** Begin Extracted entries **

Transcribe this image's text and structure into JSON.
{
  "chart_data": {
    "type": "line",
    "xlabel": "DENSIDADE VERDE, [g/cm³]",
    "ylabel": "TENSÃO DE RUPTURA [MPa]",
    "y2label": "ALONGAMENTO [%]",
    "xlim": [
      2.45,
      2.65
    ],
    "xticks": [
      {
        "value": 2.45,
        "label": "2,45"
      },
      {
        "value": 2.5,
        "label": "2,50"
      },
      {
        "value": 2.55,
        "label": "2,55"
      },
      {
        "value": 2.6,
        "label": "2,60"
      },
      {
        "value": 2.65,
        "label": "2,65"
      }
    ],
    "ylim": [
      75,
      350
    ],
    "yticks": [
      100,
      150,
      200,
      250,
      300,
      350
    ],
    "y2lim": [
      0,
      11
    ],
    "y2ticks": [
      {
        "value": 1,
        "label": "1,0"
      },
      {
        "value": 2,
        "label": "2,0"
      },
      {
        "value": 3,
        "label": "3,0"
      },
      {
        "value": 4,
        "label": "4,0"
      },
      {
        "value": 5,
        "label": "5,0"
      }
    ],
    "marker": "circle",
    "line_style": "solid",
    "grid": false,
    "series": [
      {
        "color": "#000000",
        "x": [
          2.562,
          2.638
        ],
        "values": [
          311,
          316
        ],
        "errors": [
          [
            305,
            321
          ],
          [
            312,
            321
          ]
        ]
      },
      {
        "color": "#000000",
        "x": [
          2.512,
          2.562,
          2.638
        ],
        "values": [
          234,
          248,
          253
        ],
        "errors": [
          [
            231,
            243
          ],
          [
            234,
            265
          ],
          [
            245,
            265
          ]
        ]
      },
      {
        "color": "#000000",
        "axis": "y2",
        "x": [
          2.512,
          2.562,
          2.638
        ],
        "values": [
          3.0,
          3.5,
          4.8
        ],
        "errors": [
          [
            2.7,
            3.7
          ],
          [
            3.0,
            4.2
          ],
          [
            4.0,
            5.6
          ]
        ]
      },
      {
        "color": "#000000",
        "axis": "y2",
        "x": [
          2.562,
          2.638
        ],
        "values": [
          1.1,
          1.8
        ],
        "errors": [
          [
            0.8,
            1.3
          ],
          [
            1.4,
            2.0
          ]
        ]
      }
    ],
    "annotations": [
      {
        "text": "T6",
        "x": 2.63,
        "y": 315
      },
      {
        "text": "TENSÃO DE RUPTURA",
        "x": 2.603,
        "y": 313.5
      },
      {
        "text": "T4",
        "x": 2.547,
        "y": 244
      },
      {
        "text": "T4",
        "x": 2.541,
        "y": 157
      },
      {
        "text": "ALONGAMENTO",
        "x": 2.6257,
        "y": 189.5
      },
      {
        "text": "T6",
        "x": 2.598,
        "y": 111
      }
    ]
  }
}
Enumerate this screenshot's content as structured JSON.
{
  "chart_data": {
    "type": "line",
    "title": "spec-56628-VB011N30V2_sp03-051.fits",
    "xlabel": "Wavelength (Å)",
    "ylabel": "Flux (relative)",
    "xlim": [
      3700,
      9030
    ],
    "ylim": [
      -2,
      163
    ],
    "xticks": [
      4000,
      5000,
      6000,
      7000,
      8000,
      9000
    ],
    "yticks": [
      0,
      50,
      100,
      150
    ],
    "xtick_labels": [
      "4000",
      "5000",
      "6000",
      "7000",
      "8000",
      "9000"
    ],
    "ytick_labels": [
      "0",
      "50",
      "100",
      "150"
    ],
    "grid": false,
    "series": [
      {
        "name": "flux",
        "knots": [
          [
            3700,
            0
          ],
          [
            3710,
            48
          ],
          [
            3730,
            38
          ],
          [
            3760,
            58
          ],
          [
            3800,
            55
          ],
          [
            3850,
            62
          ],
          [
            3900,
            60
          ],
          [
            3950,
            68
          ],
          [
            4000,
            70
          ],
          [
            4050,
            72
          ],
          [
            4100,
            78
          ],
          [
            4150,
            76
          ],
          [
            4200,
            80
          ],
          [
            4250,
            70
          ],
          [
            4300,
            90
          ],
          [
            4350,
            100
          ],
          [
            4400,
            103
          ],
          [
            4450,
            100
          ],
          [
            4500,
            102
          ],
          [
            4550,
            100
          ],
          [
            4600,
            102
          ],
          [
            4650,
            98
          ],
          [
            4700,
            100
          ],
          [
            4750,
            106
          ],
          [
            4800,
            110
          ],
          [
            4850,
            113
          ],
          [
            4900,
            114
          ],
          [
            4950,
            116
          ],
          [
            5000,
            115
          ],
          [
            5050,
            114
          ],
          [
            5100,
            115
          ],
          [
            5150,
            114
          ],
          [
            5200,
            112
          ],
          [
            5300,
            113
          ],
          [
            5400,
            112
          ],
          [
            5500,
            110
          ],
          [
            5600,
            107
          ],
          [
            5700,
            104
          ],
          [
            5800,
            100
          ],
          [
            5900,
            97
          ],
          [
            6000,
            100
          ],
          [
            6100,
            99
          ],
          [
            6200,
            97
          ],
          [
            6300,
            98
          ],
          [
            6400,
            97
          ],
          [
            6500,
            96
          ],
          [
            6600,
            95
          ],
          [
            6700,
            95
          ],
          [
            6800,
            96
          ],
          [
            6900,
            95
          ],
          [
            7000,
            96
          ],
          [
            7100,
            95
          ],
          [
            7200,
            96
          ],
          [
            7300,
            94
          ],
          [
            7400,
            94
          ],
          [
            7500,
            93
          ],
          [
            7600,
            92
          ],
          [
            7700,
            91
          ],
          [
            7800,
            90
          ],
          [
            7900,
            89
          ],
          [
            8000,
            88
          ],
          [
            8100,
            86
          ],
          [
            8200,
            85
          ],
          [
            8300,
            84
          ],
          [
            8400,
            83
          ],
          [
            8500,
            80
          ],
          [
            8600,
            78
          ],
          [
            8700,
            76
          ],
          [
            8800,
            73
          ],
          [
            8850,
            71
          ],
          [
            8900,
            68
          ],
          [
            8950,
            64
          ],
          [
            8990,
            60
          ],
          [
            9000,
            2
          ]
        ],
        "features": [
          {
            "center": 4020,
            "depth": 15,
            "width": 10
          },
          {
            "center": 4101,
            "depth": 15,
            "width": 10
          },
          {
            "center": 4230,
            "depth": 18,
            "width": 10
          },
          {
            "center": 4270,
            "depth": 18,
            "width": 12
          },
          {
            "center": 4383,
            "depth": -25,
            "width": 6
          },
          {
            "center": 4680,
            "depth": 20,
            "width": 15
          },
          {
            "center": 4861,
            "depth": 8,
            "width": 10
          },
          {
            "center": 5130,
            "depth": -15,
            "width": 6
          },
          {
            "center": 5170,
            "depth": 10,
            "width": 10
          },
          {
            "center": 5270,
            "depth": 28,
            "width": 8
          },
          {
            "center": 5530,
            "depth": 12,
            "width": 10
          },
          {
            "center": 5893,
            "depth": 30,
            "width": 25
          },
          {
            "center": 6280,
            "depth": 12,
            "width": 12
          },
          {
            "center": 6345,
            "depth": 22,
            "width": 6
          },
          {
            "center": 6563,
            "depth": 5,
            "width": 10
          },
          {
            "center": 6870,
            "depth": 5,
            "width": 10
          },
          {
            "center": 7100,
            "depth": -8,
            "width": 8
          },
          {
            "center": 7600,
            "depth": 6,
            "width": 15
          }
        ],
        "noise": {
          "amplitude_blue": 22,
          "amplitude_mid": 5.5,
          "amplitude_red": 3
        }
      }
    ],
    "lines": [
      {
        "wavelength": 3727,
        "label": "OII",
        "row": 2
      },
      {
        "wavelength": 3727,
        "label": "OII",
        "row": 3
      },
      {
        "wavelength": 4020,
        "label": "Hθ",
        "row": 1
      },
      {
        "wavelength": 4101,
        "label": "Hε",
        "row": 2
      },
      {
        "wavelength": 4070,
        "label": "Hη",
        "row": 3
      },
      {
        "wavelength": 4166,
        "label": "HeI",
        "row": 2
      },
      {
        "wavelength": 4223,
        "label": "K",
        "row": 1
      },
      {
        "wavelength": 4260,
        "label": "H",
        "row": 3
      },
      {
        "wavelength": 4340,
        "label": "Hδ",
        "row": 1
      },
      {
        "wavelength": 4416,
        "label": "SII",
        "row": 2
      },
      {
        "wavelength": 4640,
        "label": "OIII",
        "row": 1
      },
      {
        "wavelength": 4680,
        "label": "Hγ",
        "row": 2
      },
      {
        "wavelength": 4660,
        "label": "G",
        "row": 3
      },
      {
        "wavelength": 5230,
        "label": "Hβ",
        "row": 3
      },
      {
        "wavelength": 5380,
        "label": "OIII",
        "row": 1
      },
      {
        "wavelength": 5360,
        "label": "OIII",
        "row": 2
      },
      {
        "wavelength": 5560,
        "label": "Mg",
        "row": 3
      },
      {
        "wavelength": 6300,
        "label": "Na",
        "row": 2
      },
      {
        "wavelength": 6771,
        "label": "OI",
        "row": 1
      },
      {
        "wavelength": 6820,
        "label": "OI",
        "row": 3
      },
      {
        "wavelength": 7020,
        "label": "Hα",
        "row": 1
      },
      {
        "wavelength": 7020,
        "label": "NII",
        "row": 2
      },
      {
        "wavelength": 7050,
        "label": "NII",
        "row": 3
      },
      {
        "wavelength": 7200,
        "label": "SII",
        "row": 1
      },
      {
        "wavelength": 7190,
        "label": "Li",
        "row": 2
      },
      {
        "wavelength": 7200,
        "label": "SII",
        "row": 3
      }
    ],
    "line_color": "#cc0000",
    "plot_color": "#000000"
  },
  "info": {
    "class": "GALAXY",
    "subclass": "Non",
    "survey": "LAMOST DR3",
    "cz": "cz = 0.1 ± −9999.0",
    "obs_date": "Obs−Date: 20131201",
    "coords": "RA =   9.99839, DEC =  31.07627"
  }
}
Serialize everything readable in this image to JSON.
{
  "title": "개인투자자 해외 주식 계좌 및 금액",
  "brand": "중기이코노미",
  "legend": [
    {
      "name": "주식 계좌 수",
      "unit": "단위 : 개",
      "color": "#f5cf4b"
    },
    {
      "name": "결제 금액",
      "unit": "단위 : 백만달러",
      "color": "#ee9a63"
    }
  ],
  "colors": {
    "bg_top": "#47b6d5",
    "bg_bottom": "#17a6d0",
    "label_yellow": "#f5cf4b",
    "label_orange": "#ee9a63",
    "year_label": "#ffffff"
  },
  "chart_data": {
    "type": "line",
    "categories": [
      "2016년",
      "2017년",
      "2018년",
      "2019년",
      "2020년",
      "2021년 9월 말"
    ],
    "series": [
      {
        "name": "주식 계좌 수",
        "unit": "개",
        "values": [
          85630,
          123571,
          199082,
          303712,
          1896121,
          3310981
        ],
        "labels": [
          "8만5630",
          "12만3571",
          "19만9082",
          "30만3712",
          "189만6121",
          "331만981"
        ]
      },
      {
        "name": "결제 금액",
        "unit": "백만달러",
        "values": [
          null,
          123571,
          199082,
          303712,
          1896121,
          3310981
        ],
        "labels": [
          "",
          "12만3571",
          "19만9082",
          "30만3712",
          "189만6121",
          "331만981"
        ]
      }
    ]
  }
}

** End Extracted entries **

- _The exercise_: Locate the string "this" in the listing above and copy every line where it occurs.

- _Exercise answer_:
Transcribe this image's text and structure into JSON.
Enumerate this screenshot's content as structured JSON.
Serialize everything readable in this image to JSON.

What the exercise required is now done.